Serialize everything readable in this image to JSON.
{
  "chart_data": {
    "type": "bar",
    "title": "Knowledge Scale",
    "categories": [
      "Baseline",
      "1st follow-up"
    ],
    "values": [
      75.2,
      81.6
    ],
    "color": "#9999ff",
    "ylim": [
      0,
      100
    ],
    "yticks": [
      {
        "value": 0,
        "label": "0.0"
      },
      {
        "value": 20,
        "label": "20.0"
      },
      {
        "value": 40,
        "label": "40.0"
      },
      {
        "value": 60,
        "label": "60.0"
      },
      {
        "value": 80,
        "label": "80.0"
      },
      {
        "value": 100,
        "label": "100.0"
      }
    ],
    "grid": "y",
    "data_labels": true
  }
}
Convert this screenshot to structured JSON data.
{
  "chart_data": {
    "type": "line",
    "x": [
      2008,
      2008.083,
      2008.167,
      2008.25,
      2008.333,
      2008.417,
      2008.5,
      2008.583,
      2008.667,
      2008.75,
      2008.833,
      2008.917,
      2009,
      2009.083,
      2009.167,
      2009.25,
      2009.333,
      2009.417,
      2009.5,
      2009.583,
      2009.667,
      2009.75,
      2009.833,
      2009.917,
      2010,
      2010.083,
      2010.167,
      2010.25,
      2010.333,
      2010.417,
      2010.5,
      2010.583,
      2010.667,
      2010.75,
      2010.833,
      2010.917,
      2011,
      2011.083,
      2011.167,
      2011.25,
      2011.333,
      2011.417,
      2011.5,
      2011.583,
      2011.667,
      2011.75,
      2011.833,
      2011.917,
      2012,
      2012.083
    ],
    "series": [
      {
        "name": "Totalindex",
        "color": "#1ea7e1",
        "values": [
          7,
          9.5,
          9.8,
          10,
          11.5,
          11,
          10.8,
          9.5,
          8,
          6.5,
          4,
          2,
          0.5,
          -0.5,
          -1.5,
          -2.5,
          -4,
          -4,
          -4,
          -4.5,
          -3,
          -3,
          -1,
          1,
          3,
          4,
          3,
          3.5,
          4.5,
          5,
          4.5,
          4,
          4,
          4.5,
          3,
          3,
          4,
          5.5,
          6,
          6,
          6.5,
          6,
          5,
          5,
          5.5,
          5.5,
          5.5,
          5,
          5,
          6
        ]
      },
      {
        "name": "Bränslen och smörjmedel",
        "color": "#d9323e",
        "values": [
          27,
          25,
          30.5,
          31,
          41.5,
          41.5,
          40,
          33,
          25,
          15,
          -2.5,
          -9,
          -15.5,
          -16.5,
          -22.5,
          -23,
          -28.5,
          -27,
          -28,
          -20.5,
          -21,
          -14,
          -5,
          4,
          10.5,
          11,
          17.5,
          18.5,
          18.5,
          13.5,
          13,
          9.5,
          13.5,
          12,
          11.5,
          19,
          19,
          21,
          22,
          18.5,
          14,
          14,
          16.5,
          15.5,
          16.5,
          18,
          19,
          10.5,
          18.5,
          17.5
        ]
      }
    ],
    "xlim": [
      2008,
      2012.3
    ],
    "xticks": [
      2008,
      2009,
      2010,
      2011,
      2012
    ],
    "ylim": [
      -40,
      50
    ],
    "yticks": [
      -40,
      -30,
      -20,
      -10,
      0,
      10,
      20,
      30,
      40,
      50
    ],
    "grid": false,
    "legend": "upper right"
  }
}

» **What you need to do**:
Copy out all lines that carry the word "name".

» **Exercise result**:
        "name": "Totalindex",
        "name": "Bränslen och smörjmedel",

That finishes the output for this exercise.